Saved entries:

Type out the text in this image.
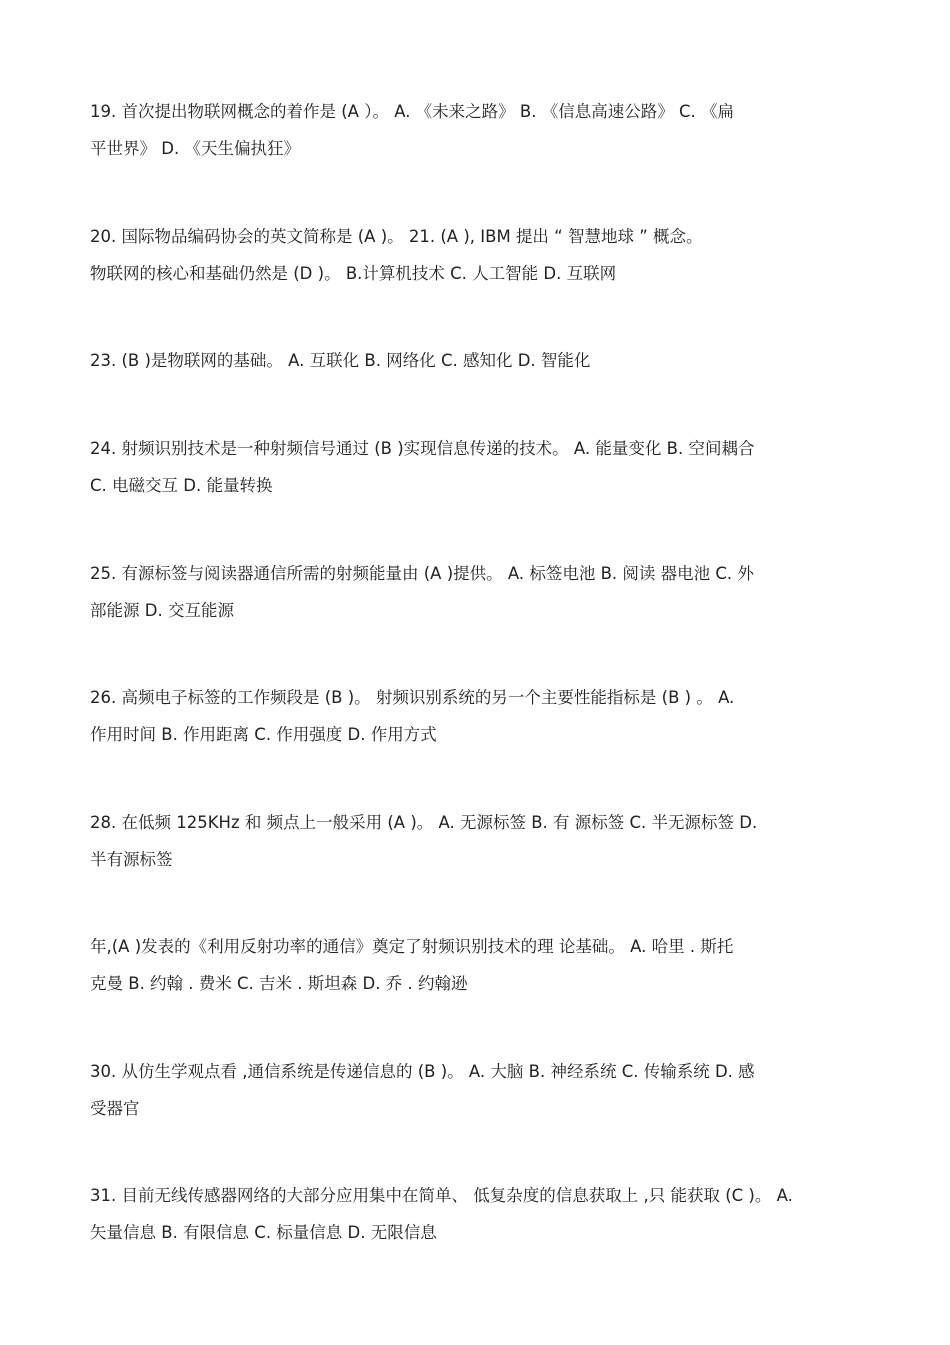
19. 首次提出物联网概念的着作是 (A ）。 A. 《未来之路》 B. 《信息高速公路》 C. 《扁
平世界》 D. 《天生偏执狂》
20. 国际物品编码协会的英文简称是 (A )。 21. (A ), IBM 提出 “ 智慧地球 ” 概念。
物联网的核心和基础仍然是 (D )。 B.计算机技术 C. 人工智能 D. 互联网
23. (B )是物联网的基础。 A. 互联化 B. 网络化 C. 感知化 D. 智能化
24. 射频识别技术是一种射频信号通过 (B )实现信息传递的技术。 A. 能量变化 B. 空间耦合
C. 电磁交互 D. 能量转换
25. 有源标签与阅读器通信所需的射频能量由 (A )提供。 A. 标签电池 B. 阅读 器电池 C. 外
部能源 D. 交互能源
26. 高频电子标签的工作频段是 (B )。 射频识别系统的另一个主要性能指标是 (B ) 。 A.
作用时间 B. 作用距离 C. 作用强度 D. 作用方式
28. 在低频 125KHz 和 频点上一般采用 (A )。 A. 无源标签 B. 有 源标签 C. 半无源标签 D.
半有源标签
年,(A )发表的《利用反射功率的通信》奠定了射频识别技术的理 论基础。 A. 哈里 . 斯托
克曼 B. 约翰 . 费米 C. 吉米 . 斯坦森 D. 乔 . 约翰逊
30. 从仿生学观点看 ,通信系统是传递信息的 (B )。 A. 大脑 B. 神经系统 C. 传输系统 D. 感
受器官
31. 目前无线传感器网络的大部分应用集中在简单、 低复杂度的信息获取上 ,只 能获取 (C )。 A.
矢量信息 B. 有限信息 C. 标量信息 D. 无限信息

### Written problem
Print the full listing exactly, dropping the pictures.

### Response
Type out the text in this image.
19. 首次提出物联网概念的着作是 (A ）。 A. 《未来之路》 B. 《信息高速公路》 C. 《扁
平世界》 D. 《天生偏执狂》
20. 国际物品编码协会的英文简称是 (A )。 21. (A ), IBM 提出 “ 智慧地球 ” 概念。
物联网的核心和基础仍然是 (D )。 B.计算机技术 C. 人工智能 D. 互联网
23. (B )是物联网的基础。 A. 互联化 B. 网络化 C. 感知化 D. 智能化
24. 射频识别技术是一种射频信号通过 (B )实现信息传递的技术。 A. 能量变化 B. 空间耦合
C. 电磁交互 D. 能量转换
25. 有源标签与阅读器通信所需的射频能量由 (A )提供。 A. 标签电池 B. 阅读 器电池 C. 外
部能源 D. 交互能源
26. 高频电子标签的工作频段是 (B )。 射频识别系统的另一个主要性能指标是 (B ) 。 A.
作用时间 B. 作用距离 C. 作用强度 D. 作用方式
28. 在低频 125KHz 和 频点上一般采用 (A )。 A. 无源标签 B. 有 源标签 C. 半无源标签 D.
半有源标签
年,(A )发表的《利用反射功率的通信》奠定了射频识别技术的理 论基础。 A. 哈里 . 斯托
克曼 B. 约翰 . 费米 C. 吉米 . 斯坦森 D. 乔 . 约翰逊
30. 从仿生学观点看 ,通信系统是传递信息的 (B )。 A. 大脑 B. 神经系统 C. 传输系统 D. 感
受器官
31. 目前无线传感器网络的大部分应用集中在简单、 低复杂度的信息获取上 ,只 能获取 (C )。 A.
矢量信息 B. 有限信息 C. 标量信息 D. 无限信息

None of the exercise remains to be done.